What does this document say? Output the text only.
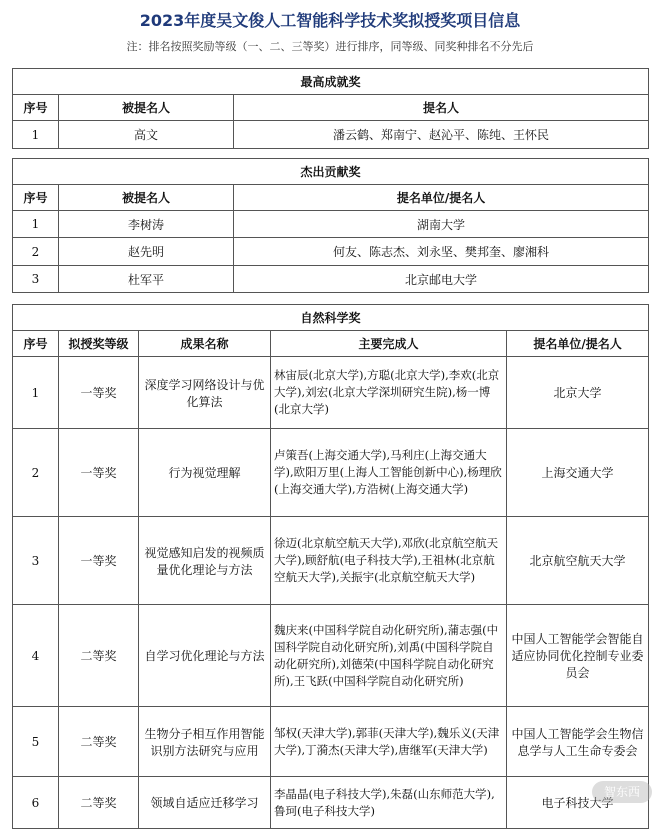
2023年度吴文俊人工智能科学技术奖拟授奖项目信息
注：排名按照奖励等级（一、二、三等奖）进行排序，同等级、同奖种排名不分先后
最高成就奖		
序号	被提名人	提名人
1	高文	潘云鹤、郑南宁、赵沁平、陈纯、王怀民
杰出贡献奖		
序号	被提名人	提名单位/提名人
1	李树涛	湖南大学
2	赵先明	何友、陈志杰、刘永坚、樊邦奎、廖湘科
3	杜军平	北京邮电大学
自然科学奖				
序号	拟授奖等级	成果名称	主要完成人	提名单位/提名人
1	一等奖	深度学习网络设计与优化算法	林宙辰(北京大学),方聪(北京大学),李欢(北京大学),刘宏(北京大学深圳研究生院),杨一博(北京大学)	北京大学
2	一等奖	行为视觉理解	卢策吾(上海交通大学),马利庄(上海交通大学),欧阳万里(上海人工智能创新中心),杨理欣(上海交通大学),方浩树(上海交通大学)	上海交通大学
3	一等奖	视觉感知启发的视频质量优化理论与方法	徐迈(北京航空航天大学),邓欣(北京航空航天大学),顾舒航(电子科技大学),王祖林(北京航空航天大学),关振宇(北京航空航天大学)	北京航空航天大学
4	二等奖	自学习优化理论与方法	魏庆来(中国科学院自动化研究所),蒲志强(中国科学院自动化研究所),刘禹(中国科学院自动化研究所),刘德荣(中国科学院自动化研究所),王飞跃(中国科学院自动化研究所)	中国人工智能学会智能自适应协同优化控制专业委员会
5	二等奖	生物分子相互作用智能识别方法研究与应用	邹权(天津大学),郭菲(天津大学),魏乐义(天津大学),丁漪杰(天津大学),唐继军(天津大学)	中国人工智能学会生物信息学与人工生命专委会
6	二等奖	领域自适应迁移学习	李晶晶(电子科技大学),朱磊(山东师范大学),鲁珂(电子科技大学)	电子科技大学
智东西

- _Your task_
Using the records above, output their complete text exactly, minus any images.

- _Answer below_
What does this document say? Output the text only.
2023年度吴文俊人工智能科学技术奖拟授奖项目信息
注：排名按照奖励等级（一、二、三等奖）进行排序，同等级、同奖种排名不分先后
最高成就奖		
序号	被提名人	提名人
1	高文	潘云鹤、郑南宁、赵沁平、陈纯、王怀民
杰出贡献奖		
序号	被提名人	提名单位/提名人
1	李树涛	湖南大学
2	赵先明	何友、陈志杰、刘永坚、樊邦奎、廖湘科
3	杜军平	北京邮电大学
自然科学奖				
序号	拟授奖等级	成果名称	主要完成人	提名单位/提名人
1	一等奖	深度学习网络设计与优化算法	林宙辰(北京大学),方聪(北京大学),李欢(北京大学),刘宏(北京大学深圳研究生院),杨一博(北京大学)	北京大学
2	一等奖	行为视觉理解	卢策吾(上海交通大学),马利庄(上海交通大学),欧阳万里(上海人工智能创新中心),杨理欣(上海交通大学),方浩树(上海交通大学)	上海交通大学
3	一等奖	视觉感知启发的视频质量优化理论与方法	徐迈(北京航空航天大学),邓欣(北京航空航天大学),顾舒航(电子科技大学),王祖林(北京航空航天大学),关振宇(北京航空航天大学)	北京航空航天大学
4	二等奖	自学习优化理论与方法	魏庆来(中国科学院自动化研究所),蒲志强(中国科学院自动化研究所),刘禹(中国科学院自动化研究所),刘德荣(中国科学院自动化研究所),王飞跃(中国科学院自动化研究所)	中国人工智能学会智能自适应协同优化控制专业委员会
5	二等奖	生物分子相互作用智能识别方法研究与应用	邹权(天津大学),郭菲(天津大学),魏乐义(天津大学),丁漪杰(天津大学),唐继军(天津大学)	中国人工智能学会生物信息学与人工生命专委会
6	二等奖	领域自适应迁移学习	李晶晶(电子科技大学),朱磊(山东师范大学),鲁珂(电子科技大学)	电子科技大学
智东西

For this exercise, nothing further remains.